Given request |
Find each line with the word "color" and copy it.

--

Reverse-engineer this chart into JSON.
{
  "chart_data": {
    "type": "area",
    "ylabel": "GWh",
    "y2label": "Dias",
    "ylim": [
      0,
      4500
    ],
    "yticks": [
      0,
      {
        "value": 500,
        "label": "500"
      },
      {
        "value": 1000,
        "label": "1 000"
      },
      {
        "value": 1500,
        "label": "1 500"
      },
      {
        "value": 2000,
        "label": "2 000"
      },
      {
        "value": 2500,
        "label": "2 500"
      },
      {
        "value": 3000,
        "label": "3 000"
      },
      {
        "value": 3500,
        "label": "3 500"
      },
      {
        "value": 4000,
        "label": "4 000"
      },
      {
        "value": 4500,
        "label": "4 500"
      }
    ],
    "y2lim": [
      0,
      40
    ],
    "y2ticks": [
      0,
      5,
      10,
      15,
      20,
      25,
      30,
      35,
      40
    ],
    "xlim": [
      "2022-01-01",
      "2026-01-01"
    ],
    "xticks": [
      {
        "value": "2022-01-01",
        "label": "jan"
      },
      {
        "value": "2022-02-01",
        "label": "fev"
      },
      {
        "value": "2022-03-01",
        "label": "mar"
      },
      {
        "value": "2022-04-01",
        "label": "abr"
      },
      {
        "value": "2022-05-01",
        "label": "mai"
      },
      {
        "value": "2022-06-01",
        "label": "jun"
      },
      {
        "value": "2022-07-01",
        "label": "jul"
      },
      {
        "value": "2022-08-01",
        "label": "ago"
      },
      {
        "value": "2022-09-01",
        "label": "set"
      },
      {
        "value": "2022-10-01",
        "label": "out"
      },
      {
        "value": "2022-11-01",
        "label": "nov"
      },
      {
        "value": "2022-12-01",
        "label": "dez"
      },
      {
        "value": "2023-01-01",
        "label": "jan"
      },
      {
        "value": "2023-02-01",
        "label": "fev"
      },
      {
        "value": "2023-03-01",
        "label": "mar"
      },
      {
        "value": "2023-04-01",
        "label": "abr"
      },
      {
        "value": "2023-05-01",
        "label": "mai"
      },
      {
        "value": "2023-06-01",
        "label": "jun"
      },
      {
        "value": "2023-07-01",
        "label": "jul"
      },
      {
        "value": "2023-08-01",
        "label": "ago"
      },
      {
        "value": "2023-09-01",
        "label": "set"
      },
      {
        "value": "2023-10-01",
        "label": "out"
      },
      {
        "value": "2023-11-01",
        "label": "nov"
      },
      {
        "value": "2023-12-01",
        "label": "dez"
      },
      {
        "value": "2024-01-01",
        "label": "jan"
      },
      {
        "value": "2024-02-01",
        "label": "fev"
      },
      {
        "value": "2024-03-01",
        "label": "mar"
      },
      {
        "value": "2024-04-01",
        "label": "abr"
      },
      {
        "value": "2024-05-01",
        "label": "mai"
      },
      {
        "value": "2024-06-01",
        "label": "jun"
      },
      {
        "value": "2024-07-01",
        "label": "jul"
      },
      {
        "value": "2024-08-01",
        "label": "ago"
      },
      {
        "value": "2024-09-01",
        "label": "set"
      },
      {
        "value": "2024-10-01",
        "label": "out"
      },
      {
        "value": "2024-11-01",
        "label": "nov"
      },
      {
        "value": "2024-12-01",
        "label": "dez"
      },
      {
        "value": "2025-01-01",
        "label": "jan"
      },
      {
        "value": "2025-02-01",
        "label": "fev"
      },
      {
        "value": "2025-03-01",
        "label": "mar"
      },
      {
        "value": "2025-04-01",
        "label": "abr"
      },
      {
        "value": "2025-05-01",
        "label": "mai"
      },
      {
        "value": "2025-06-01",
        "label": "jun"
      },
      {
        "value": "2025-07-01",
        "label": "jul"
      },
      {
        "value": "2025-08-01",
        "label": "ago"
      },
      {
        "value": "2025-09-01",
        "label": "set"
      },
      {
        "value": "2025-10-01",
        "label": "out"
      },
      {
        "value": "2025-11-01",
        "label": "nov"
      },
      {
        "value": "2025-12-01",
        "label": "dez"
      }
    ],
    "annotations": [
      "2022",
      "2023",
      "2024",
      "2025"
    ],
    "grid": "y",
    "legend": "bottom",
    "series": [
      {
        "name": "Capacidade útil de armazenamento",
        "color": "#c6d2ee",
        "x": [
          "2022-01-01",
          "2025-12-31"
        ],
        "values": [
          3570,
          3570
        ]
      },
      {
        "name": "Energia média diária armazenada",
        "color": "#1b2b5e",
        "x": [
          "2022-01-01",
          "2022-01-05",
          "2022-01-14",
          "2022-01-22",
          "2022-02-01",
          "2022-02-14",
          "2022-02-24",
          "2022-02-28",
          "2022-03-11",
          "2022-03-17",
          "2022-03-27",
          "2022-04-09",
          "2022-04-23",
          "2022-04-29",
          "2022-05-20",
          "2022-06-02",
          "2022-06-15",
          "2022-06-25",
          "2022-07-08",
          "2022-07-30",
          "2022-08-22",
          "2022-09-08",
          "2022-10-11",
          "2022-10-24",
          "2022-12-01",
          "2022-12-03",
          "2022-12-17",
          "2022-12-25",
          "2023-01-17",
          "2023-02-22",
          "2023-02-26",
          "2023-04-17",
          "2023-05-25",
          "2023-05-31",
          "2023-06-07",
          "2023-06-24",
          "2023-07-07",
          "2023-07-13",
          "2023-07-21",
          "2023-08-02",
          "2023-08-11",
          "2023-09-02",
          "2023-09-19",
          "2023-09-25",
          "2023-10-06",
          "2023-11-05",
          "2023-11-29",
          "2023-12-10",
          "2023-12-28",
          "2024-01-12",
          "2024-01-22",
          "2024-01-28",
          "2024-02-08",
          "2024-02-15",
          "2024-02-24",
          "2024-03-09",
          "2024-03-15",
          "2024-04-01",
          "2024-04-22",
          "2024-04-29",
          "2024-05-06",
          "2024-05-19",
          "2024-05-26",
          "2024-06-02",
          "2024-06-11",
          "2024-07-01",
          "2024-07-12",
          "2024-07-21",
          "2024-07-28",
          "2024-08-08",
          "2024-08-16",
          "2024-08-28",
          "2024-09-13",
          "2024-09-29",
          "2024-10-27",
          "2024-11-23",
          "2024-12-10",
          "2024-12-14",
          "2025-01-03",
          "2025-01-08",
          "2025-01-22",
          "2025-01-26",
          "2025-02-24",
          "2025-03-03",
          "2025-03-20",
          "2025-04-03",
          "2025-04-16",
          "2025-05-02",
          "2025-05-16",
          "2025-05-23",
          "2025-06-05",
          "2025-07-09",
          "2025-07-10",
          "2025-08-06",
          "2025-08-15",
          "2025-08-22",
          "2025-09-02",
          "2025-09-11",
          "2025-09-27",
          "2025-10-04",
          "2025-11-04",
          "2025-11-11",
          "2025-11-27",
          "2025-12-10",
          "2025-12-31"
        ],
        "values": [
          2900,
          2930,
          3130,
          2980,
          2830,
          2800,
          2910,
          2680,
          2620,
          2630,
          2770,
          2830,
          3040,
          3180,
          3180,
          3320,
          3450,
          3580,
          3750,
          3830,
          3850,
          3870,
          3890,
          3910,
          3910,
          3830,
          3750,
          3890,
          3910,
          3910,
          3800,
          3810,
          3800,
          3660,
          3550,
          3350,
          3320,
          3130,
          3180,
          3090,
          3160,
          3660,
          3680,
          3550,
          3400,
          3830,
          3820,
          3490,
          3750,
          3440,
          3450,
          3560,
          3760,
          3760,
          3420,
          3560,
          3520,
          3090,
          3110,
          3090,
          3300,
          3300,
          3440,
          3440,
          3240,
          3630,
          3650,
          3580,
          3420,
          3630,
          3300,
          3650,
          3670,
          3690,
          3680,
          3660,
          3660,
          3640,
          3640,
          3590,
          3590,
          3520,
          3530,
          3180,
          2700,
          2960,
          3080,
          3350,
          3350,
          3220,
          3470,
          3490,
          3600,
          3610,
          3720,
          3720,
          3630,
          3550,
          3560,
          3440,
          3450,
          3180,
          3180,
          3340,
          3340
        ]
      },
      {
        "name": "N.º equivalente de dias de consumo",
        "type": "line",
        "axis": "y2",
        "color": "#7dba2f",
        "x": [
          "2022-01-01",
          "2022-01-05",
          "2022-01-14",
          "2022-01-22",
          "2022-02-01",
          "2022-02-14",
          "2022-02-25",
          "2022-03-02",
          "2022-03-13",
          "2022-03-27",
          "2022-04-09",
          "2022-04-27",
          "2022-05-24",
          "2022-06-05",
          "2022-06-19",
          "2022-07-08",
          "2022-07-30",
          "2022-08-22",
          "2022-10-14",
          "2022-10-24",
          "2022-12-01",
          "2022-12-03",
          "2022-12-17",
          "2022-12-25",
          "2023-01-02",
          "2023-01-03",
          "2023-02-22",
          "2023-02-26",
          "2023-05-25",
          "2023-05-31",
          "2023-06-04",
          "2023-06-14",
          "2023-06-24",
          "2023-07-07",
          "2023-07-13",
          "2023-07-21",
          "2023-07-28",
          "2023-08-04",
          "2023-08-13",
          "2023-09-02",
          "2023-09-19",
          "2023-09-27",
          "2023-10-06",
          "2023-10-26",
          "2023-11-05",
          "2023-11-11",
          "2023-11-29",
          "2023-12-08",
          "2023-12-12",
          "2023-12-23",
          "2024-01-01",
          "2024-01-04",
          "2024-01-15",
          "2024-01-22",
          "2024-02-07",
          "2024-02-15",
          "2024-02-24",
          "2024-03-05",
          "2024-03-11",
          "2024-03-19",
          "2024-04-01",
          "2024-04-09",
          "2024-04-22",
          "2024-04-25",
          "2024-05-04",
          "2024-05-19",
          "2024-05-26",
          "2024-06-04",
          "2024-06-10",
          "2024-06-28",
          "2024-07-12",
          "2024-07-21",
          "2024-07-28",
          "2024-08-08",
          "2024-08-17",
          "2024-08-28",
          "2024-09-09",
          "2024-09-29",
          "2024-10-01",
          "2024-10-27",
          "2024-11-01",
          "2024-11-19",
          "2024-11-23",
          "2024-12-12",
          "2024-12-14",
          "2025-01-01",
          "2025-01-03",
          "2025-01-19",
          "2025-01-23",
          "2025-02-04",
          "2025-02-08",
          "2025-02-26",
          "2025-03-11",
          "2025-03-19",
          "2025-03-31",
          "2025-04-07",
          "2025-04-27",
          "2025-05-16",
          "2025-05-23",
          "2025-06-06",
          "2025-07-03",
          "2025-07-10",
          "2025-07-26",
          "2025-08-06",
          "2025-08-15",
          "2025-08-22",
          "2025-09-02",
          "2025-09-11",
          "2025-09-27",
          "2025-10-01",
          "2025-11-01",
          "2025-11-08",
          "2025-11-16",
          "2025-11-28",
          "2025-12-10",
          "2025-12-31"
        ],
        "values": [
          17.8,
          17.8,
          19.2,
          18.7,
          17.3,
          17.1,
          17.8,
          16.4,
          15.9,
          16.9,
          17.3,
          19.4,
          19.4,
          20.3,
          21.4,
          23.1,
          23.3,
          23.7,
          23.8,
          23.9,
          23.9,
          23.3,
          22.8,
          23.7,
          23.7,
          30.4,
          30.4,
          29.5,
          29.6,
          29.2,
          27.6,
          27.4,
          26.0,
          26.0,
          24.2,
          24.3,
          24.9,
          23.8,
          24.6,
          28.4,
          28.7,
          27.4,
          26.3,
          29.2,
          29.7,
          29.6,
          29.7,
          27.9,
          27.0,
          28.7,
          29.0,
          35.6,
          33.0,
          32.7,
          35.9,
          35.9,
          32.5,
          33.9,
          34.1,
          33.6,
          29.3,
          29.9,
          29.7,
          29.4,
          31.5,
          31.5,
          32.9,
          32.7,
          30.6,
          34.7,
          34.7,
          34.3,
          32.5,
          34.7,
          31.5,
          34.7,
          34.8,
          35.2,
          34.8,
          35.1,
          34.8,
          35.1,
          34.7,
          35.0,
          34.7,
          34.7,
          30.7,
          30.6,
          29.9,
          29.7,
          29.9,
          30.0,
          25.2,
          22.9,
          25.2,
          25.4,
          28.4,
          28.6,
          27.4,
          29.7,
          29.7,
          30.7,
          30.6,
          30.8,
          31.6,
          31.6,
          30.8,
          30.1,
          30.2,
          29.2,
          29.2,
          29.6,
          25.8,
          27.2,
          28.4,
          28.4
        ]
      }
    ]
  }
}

--

Solution for this exercise |
        "color": "#c6d2ee",
        "color": "#1b2b5e",
        "color": "#7dba2f",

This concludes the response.